→ **WHAT IS REQUIRED**: Set down each entry exactly as given; pictures should not appear in the copy.

[Extracted data entries]

= = =

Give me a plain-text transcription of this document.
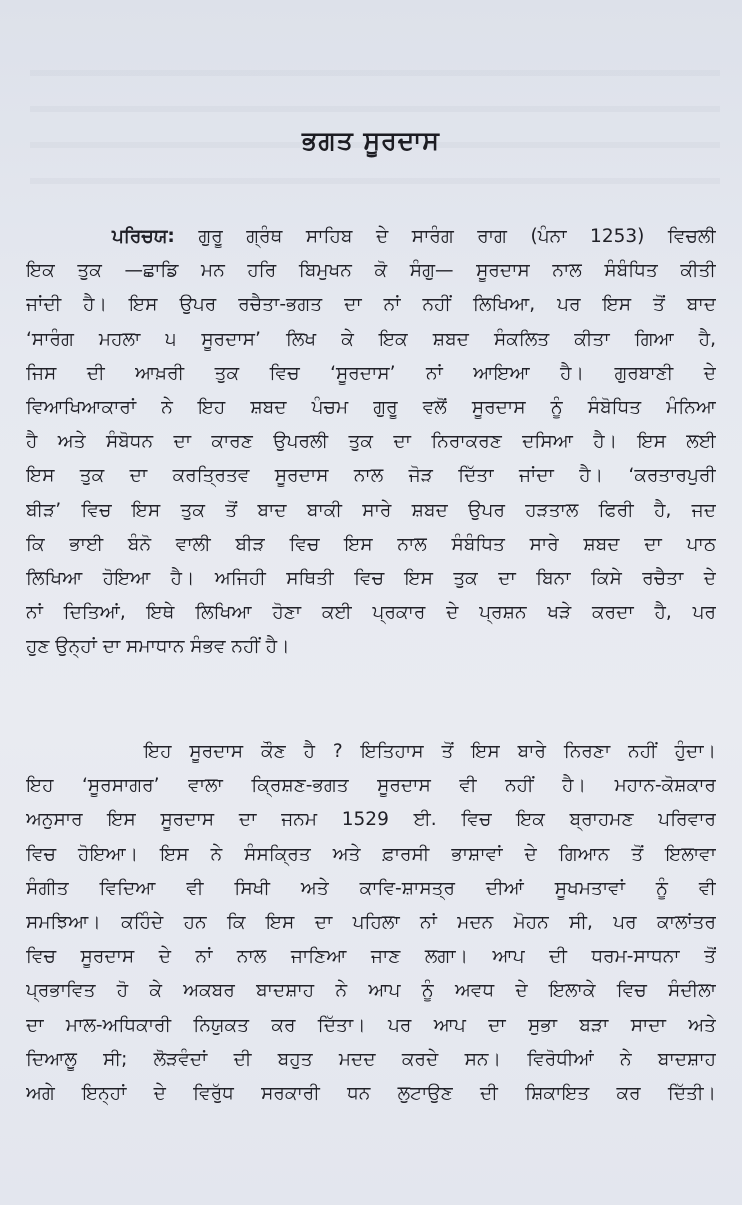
ਭਗਤ ਸੂਰਦਾਸ
ਪਰਿਚਯ: ਗੁਰੂ ਗ੍ਰੰਥ ਸਾਹਿਬ ਦੇ ਸਾਰੰਗ ਰਾਗ (ਪੰਨਾ 1253) ਵਿਚਲੀ
ਇਕ ਤੁਕ —ਛਾਡਿ ਮਨ ਹਰਿ ਬਿਮੁਖਨ ਕੋ ਸੰਗੁ— ਸੂਰਦਾਸ ਨਾਲ ਸੰਬੰਧਿਤ ਕੀਤੀ
ਜਾਂਦੀ ਹੈ। ਇਸ ਉਪਰ ਰਚੈਤਾ-ਭਗਤ ਦਾ ਨਾਂ ਨਹੀਂ ਲਿਖਿਆ, ਪਰ ਇਸ ਤੋਂ ਬਾਦ
‘ਸਾਰੰਗ ਮਹਲਾ ੫ ਸੂਰਦਾਸ’ ਲਿਖ ਕੇ ਇਕ ਸ਼ਬਦ ਸੰਕਲਿਤ ਕੀਤਾ ਗਿਆ ਹੈ,
ਜਿਸ ਦੀ ਆਖ਼ਰੀ ਤੁਕ ਵਿਚ ‘ਸੂਰਦਾਸ’ ਨਾਂ ਆਇਆ ਹੈ। ਗੁਰਬਾਣੀ ਦੇ
ਵਿਆਖਿਆਕਾਰਾਂ ਨੇ ਇਹ ਸ਼ਬਦ ਪੰਚਮ ਗੁਰੂ ਵਲੋਂ ਸੂਰਦਾਸ ਨੂੰ ਸੰਬੋਧਿਤ ਮੰਨਿਆ
ਹੈ ਅਤੇ ਸੰਬੋਧਨ ਦਾ ਕਾਰਣ ਉਪਰਲੀ ਤੁਕ ਦਾ ਨਿਰਾਕਰਣ ਦਸਿਆ ਹੈ। ਇਸ ਲਈ
ਇਸ ਤੁਕ ਦਾ ਕਰਤ੍ਰਿਤਵ ਸੂਰਦਾਸ ਨਾਲ ਜੋੜ ਦਿੱਤਾ ਜਾਂਦਾ ਹੈ। ‘ਕਰਤਾਰਪੁਰੀ
ਬੀੜ’ ਵਿਚ ਇਸ ਤੁਕ ਤੋਂ ਬਾਦ ਬਾਕੀ ਸਾਰੇ ਸ਼ਬਦ ਉਪਰ ਹੜਤਾਲ ਫਿਰੀ ਹੈ, ਜਦ
ਕਿ ਭਾਈ ਬੰਨੋ ਵਾਲੀ ਬੀੜ ਵਿਚ ਇਸ ਨਾਲ ਸੰਬੰਧਿਤ ਸਾਰੇ ਸ਼ਬਦ ਦਾ ਪਾਠ
ਲਿਖਿਆ ਹੋਇਆ ਹੈ। ਅਜਿਹੀ ਸਥਿਤੀ ਵਿਚ ਇਸ ਤੁਕ ਦਾ ਬਿਨਾ ਕਿਸੇ ਰਚੈਤਾ ਦੇ
ਨਾਂ ਦਿਤਿਆਂ, ਇਥੇ ਲਿਖਿਆ ਹੋਣਾ ਕਈ ਪ੍ਰਕਾਰ ਦੇ ਪ੍ਰਸ਼ਨ ਖੜੇ ਕਰਦਾ ਹੈ, ਪਰ
ਹੁਣ ਉਨ੍ਹਾਂ ਦਾ ਸਮਾਧਾਨ ਸੰਭਵ ਨਹੀਂ ਹੈ।
ਇਹ ਸੂਰਦਾਸ ਕੌਣ ਹੈ ? ਇਤਿਹਾਸ ਤੋਂ ਇਸ ਬਾਰੇ ਨਿਰਣਾ ਨਹੀਂ ਹੁੰਦਾ।
ਇਹ ‘ਸੂਰਸਾਗਰ’ ਵਾਲਾ ਕ੍ਰਿਸ਼ਣ-ਭਗਤ ਸੂਰਦਾਸ ਵੀ ਨਹੀਂ ਹੈ। ਮਹਾਨ-ਕੋਸ਼ਕਾਰ
ਅਨੁਸਾਰ ਇਸ ਸੂਰਦਾਸ ਦਾ ਜਨਮ 1529 ਈ. ਵਿਚ ਇਕ ਬ੍ਰਾਹਮਣ ਪਰਿਵਾਰ
ਵਿਚ ਹੋਇਆ। ਇਸ ਨੇ ਸੰਸਕ੍ਰਿਤ ਅਤੇ ਫ਼ਾਰਸੀ ਭਾਸ਼ਾਵਾਂ ਦੇ ਗਿਆਨ ਤੋਂ ਇਲਾਵਾ
ਸੰਗੀਤ ਵਿਦਿਆ ਵੀ ਸਿਖੀ ਅਤੇ ਕਾਵਿ-ਸ਼ਾਸਤ੍ਰ ਦੀਆਂ ਸੂਖਮਤਾਵਾਂ ਨੂੰ ਵੀ
ਸਮਝਿਆ। ਕਹਿੰਦੇ ਹਨ ਕਿ ਇਸ ਦਾ ਪਹਿਲਾ ਨਾਂ ਮਦਨ ਮੋਹਨ ਸੀ, ਪਰ ਕਾਲਾਂਤਰ
ਵਿਚ ਸੂਰਦਾਸ ਦੇ ਨਾਂ ਨਾਲ ਜਾਣਿਆ ਜਾਣ ਲਗਾ। ਆਪ ਦੀ ਧਰਮ-ਸਾਧਨਾ ਤੋਂ
ਪ੍ਰਭਾਵਿਤ ਹੋ ਕੇ ਅਕਬਰ ਬਾਦਸ਼ਾਹ ਨੇ ਆਪ ਨੂੰ ਅਵਧ ਦੇ ਇਲਾਕੇ ਵਿਚ ਸੰਦੀਲਾ
ਦਾ ਮਾਲ-ਅਧਿਕਾਰੀ ਨਿਯੁਕਤ ਕਰ ਦਿੱਤਾ। ਪਰ ਆਪ ਦਾ ਸੁਭਾ ਬੜਾ ਸਾਦਾ ਅਤੇ
ਦਿਆਲੂ ਸੀ; ਲੋੜਵੰਦਾਂ ਦੀ ਬਹੁਤ ਮਦਦ ਕਰਦੇ ਸਨ। ਵਿਰੋਧੀਆਂ ਨੇ ਬਾਦਸ਼ਾਹ
ਅਗੇ ਇਨ੍ਹਾਂ ਦੇ ਵਿਰੁੱਧ ਸਰਕਾਰੀ ਧਨ ਲੁਟਾਉਣ ਦੀ ਸ਼ਿਕਾਇਤ ਕਰ ਦਿੱਤੀ।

= = =

→ **SOLUTION TO THIS TASK**:
Give me a plain-text transcription of this document.
ਭਗਤ ਸੂਰਦਾਸ
ਪਰਿਚਯ: ਗੁਰੂ ਗ੍ਰੰਥ ਸਾਹਿਬ ਦੇ ਸਾਰੰਗ ਰਾਗ (ਪੰਨਾ 1253) ਵਿਚਲੀ
ਇਕ ਤੁਕ —ਛਾਡਿ ਮਨ ਹਰਿ ਬਿਮੁਖਨ ਕੋ ਸੰਗੁ— ਸੂਰਦਾਸ ਨਾਲ ਸੰਬੰਧਿਤ ਕੀਤੀ
ਜਾਂਦੀ ਹੈ। ਇਸ ਉਪਰ ਰਚੈਤਾ-ਭਗਤ ਦਾ ਨਾਂ ਨਹੀਂ ਲਿਖਿਆ, ਪਰ ਇਸ ਤੋਂ ਬਾਦ
‘ਸਾਰੰਗ ਮਹਲਾ ੫ ਸੂਰਦਾਸ’ ਲਿਖ ਕੇ ਇਕ ਸ਼ਬਦ ਸੰਕਲਿਤ ਕੀਤਾ ਗਿਆ ਹੈ,
ਜਿਸ ਦੀ ਆਖ਼ਰੀ ਤੁਕ ਵਿਚ ‘ਸੂਰਦਾਸ’ ਨਾਂ ਆਇਆ ਹੈ। ਗੁਰਬਾਣੀ ਦੇ
ਵਿਆਖਿਆਕਾਰਾਂ ਨੇ ਇਹ ਸ਼ਬਦ ਪੰਚਮ ਗੁਰੂ ਵਲੋਂ ਸੂਰਦਾਸ ਨੂੰ ਸੰਬੋਧਿਤ ਮੰਨਿਆ
ਹੈ ਅਤੇ ਸੰਬੋਧਨ ਦਾ ਕਾਰਣ ਉਪਰਲੀ ਤੁਕ ਦਾ ਨਿਰਾਕਰਣ ਦਸਿਆ ਹੈ। ਇਸ ਲਈ
ਇਸ ਤੁਕ ਦਾ ਕਰਤ੍ਰਿਤਵ ਸੂਰਦਾਸ ਨਾਲ ਜੋੜ ਦਿੱਤਾ ਜਾਂਦਾ ਹੈ। ‘ਕਰਤਾਰਪੁਰੀ
ਬੀੜ’ ਵਿਚ ਇਸ ਤੁਕ ਤੋਂ ਬਾਦ ਬਾਕੀ ਸਾਰੇ ਸ਼ਬਦ ਉਪਰ ਹੜਤਾਲ ਫਿਰੀ ਹੈ, ਜਦ
ਕਿ ਭਾਈ ਬੰਨੋ ਵਾਲੀ ਬੀੜ ਵਿਚ ਇਸ ਨਾਲ ਸੰਬੰਧਿਤ ਸਾਰੇ ਸ਼ਬਦ ਦਾ ਪਾਠ
ਲਿਖਿਆ ਹੋਇਆ ਹੈ। ਅਜਿਹੀ ਸਥਿਤੀ ਵਿਚ ਇਸ ਤੁਕ ਦਾ ਬਿਨਾ ਕਿਸੇ ਰਚੈਤਾ ਦੇ
ਨਾਂ ਦਿਤਿਆਂ, ਇਥੇ ਲਿਖਿਆ ਹੋਣਾ ਕਈ ਪ੍ਰਕਾਰ ਦੇ ਪ੍ਰਸ਼ਨ ਖੜੇ ਕਰਦਾ ਹੈ, ਪਰ
ਹੁਣ ਉਨ੍ਹਾਂ ਦਾ ਸਮਾਧਾਨ ਸੰਭਵ ਨਹੀਂ ਹੈ।
ਇਹ ਸੂਰਦਾਸ ਕੌਣ ਹੈ ? ਇਤਿਹਾਸ ਤੋਂ ਇਸ ਬਾਰੇ ਨਿਰਣਾ ਨਹੀਂ ਹੁੰਦਾ।
ਇਹ ‘ਸੂਰਸਾਗਰ’ ਵਾਲਾ ਕ੍ਰਿਸ਼ਣ-ਭਗਤ ਸੂਰਦਾਸ ਵੀ ਨਹੀਂ ਹੈ। ਮਹਾਨ-ਕੋਸ਼ਕਾਰ
ਅਨੁਸਾਰ ਇਸ ਸੂਰਦਾਸ ਦਾ ਜਨਮ 1529 ਈ. ਵਿਚ ਇਕ ਬ੍ਰਾਹਮਣ ਪਰਿਵਾਰ
ਵਿਚ ਹੋਇਆ। ਇਸ ਨੇ ਸੰਸਕ੍ਰਿਤ ਅਤੇ ਫ਼ਾਰਸੀ ਭਾਸ਼ਾਵਾਂ ਦੇ ਗਿਆਨ ਤੋਂ ਇਲਾਵਾ
ਸੰਗੀਤ ਵਿਦਿਆ ਵੀ ਸਿਖੀ ਅਤੇ ਕਾਵਿ-ਸ਼ਾਸਤ੍ਰ ਦੀਆਂ ਸੂਖਮਤਾਵਾਂ ਨੂੰ ਵੀ
ਸਮਝਿਆ। ਕਹਿੰਦੇ ਹਨ ਕਿ ਇਸ ਦਾ ਪਹਿਲਾ ਨਾਂ ਮਦਨ ਮੋਹਨ ਸੀ, ਪਰ ਕਾਲਾਂਤਰ
ਵਿਚ ਸੂਰਦਾਸ ਦੇ ਨਾਂ ਨਾਲ ਜਾਣਿਆ ਜਾਣ ਲਗਾ। ਆਪ ਦੀ ਧਰਮ-ਸਾਧਨਾ ਤੋਂ
ਪ੍ਰਭਾਵਿਤ ਹੋ ਕੇ ਅਕਬਰ ਬਾਦਸ਼ਾਹ ਨੇ ਆਪ ਨੂੰ ਅਵਧ ਦੇ ਇਲਾਕੇ ਵਿਚ ਸੰਦੀਲਾ
ਦਾ ਮਾਲ-ਅਧਿਕਾਰੀ ਨਿਯੁਕਤ ਕਰ ਦਿੱਤਾ। ਪਰ ਆਪ ਦਾ ਸੁਭਾ ਬੜਾ ਸਾਦਾ ਅਤੇ
ਦਿਆਲੂ ਸੀ; ਲੋੜਵੰਦਾਂ ਦੀ ਬਹੁਤ ਮਦਦ ਕਰਦੇ ਸਨ। ਵਿਰੋਧੀਆਂ ਨੇ ਬਾਦਸ਼ਾਹ
ਅਗੇ ਇਨ੍ਹਾਂ ਦੇ ਵਿਰੁੱਧ ਸਰਕਾਰੀ ਧਨ ਲੁਟਾਉਣ ਦੀ ਸ਼ਿਕਾਇਤ ਕਰ ਦਿੱਤੀ।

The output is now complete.